Work required:
Search the records for the word "profesionales" and pick out every line that has it.

========================================

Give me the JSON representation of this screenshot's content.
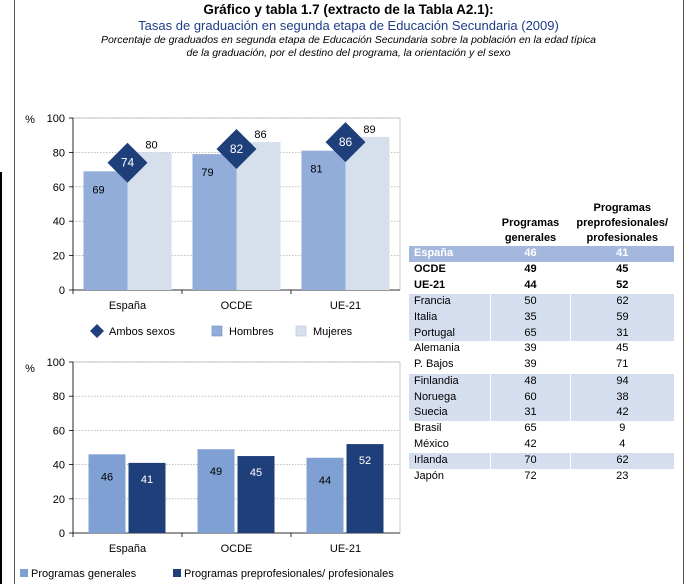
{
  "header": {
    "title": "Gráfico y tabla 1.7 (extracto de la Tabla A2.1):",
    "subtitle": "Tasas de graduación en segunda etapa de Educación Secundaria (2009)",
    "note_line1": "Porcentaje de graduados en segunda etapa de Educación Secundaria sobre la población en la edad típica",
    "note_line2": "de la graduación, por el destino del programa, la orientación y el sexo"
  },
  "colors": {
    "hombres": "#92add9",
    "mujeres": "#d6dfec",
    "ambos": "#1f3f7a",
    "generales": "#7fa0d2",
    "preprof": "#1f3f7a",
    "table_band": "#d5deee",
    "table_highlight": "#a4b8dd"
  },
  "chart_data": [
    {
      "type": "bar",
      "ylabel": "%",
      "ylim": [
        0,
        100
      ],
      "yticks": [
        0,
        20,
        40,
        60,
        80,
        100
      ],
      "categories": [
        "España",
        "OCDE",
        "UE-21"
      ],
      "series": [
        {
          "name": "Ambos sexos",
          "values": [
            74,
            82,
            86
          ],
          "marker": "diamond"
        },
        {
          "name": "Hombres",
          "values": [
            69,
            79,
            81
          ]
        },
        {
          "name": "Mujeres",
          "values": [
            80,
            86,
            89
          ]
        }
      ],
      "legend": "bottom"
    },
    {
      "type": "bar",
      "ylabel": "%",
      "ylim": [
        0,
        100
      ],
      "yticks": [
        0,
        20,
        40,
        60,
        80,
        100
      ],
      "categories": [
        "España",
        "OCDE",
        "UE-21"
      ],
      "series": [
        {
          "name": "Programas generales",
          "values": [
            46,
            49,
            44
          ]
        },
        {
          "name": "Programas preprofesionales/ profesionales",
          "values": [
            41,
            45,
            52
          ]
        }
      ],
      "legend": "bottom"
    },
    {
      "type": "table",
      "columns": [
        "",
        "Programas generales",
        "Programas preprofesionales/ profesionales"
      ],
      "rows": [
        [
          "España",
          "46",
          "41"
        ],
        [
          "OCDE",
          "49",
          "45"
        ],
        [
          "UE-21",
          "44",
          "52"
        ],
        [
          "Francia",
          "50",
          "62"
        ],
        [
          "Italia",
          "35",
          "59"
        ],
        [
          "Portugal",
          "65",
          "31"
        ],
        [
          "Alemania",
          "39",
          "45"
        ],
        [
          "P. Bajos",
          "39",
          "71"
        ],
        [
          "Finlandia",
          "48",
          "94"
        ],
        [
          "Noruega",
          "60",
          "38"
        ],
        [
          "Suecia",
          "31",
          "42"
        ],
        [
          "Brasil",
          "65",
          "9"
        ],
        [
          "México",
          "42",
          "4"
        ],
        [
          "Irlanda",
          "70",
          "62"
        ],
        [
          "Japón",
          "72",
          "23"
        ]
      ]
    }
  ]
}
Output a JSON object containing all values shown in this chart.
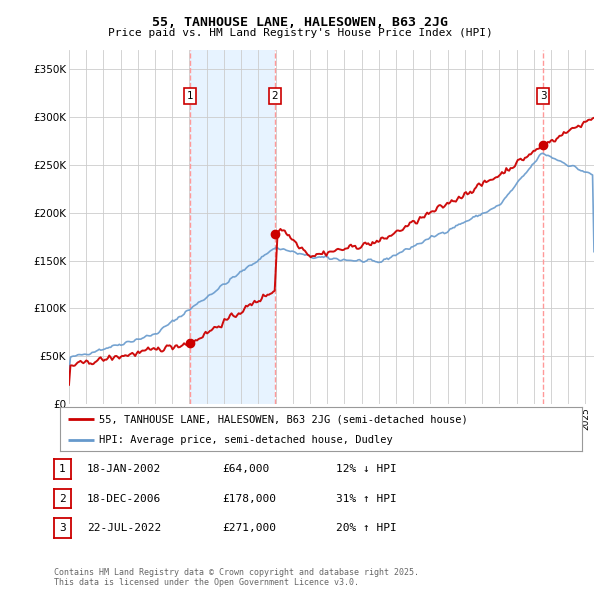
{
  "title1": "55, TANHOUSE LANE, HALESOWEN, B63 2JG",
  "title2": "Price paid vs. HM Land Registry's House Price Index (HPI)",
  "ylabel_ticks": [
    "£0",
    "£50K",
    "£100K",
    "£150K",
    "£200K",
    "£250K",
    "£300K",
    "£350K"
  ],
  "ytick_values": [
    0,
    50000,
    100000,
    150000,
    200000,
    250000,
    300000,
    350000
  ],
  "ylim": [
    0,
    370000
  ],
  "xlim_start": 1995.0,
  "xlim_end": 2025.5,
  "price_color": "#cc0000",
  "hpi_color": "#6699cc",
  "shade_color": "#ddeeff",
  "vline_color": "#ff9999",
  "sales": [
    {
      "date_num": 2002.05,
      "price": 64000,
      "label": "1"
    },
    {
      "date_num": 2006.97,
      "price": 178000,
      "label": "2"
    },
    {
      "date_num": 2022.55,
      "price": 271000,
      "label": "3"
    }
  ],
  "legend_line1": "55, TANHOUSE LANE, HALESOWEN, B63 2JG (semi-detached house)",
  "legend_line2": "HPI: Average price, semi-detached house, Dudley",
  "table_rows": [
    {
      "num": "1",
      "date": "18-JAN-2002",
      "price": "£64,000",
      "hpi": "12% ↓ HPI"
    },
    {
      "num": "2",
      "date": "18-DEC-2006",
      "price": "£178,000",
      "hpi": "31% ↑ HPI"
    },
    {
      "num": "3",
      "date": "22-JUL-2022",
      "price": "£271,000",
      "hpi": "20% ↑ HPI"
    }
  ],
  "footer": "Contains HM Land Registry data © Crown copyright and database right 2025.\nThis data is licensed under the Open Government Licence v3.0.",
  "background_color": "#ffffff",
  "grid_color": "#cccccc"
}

========================================

Completed task:
          "name": "Programas preprofesionales/ profesionales",
        "Programas preprofesionales/ profesionales"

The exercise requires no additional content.